:: DATA SECTION ::
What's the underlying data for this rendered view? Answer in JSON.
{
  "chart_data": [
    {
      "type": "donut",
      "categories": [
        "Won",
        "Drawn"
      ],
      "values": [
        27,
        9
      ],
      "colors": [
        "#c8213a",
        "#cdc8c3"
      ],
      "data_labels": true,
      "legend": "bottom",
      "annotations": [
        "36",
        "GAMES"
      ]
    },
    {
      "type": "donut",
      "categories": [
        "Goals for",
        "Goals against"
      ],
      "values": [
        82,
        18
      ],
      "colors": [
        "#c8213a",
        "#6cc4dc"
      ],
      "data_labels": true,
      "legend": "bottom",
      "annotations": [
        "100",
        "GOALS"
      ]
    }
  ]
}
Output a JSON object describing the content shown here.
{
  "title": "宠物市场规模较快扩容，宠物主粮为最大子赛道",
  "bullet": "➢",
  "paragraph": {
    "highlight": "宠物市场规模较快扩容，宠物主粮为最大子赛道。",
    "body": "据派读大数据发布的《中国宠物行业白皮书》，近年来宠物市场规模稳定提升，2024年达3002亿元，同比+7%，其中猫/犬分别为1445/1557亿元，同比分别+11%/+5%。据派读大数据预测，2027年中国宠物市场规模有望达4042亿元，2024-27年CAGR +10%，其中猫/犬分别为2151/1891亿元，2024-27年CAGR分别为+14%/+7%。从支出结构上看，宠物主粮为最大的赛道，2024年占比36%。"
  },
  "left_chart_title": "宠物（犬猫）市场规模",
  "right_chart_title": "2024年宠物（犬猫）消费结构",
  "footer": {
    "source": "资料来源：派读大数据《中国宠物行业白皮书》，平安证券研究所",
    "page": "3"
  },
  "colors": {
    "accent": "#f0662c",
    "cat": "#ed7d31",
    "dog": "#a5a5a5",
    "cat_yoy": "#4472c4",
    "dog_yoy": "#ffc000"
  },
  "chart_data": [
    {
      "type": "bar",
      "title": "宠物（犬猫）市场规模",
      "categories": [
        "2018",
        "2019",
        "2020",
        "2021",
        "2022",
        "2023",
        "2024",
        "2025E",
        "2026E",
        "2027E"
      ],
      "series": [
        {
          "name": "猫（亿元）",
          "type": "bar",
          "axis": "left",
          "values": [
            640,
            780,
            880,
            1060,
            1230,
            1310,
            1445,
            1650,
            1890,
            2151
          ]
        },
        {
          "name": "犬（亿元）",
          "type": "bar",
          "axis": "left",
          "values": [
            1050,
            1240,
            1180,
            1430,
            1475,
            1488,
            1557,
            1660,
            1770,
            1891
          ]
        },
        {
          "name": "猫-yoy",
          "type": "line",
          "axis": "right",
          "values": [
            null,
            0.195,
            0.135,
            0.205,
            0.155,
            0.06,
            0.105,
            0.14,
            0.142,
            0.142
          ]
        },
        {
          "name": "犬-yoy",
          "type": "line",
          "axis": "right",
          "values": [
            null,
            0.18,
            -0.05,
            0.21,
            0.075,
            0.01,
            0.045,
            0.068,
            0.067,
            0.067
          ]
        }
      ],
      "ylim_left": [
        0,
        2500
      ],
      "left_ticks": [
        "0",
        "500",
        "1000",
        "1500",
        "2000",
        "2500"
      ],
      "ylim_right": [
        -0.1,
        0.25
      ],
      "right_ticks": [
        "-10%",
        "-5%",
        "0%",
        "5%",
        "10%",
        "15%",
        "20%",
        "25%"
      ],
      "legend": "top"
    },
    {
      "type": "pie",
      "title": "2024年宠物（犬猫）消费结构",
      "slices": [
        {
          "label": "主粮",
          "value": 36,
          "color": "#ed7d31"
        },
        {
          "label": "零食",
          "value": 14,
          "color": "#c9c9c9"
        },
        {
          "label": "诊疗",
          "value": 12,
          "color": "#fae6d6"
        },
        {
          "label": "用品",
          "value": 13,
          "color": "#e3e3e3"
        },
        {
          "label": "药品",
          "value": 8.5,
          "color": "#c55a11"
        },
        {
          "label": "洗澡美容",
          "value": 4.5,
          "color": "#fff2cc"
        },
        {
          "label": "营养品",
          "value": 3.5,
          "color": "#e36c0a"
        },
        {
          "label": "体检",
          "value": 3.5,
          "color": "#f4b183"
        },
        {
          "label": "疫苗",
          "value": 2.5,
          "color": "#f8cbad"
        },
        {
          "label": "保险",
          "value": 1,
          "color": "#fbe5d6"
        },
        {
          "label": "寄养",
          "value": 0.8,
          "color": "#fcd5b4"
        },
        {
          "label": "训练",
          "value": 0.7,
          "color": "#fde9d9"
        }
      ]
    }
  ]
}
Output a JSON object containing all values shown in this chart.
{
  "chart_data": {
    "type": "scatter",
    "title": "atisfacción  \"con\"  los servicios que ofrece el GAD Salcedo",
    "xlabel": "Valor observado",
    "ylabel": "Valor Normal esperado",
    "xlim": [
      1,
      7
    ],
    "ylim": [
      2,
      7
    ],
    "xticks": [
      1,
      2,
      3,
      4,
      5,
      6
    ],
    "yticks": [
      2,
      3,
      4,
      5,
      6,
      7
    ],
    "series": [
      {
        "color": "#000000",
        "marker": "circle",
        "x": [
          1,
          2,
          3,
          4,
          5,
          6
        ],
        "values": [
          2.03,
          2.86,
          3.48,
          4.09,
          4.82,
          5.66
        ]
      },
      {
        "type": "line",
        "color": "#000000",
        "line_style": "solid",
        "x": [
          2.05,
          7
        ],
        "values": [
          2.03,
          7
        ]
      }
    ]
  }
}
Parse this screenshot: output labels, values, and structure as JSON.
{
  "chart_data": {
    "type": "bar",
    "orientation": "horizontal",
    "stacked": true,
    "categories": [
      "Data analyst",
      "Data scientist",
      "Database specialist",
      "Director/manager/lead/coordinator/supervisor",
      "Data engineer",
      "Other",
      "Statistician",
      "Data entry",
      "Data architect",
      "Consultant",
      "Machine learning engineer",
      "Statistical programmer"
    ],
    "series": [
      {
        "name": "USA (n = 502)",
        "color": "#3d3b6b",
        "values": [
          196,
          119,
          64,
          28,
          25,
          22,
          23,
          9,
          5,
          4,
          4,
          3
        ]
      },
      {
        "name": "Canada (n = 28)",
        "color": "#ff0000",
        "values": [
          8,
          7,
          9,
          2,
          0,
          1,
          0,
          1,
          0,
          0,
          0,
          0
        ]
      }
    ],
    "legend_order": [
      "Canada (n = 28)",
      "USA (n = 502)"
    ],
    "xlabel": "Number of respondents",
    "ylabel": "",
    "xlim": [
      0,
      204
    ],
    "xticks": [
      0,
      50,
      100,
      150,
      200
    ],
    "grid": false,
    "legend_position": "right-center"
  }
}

:: DIRECTIONS ::
Report all lines of the data that include the word "engineer".

:: ANSWER FOR THE TASK ::
      "Data engineer",
      "Machine learning engineer",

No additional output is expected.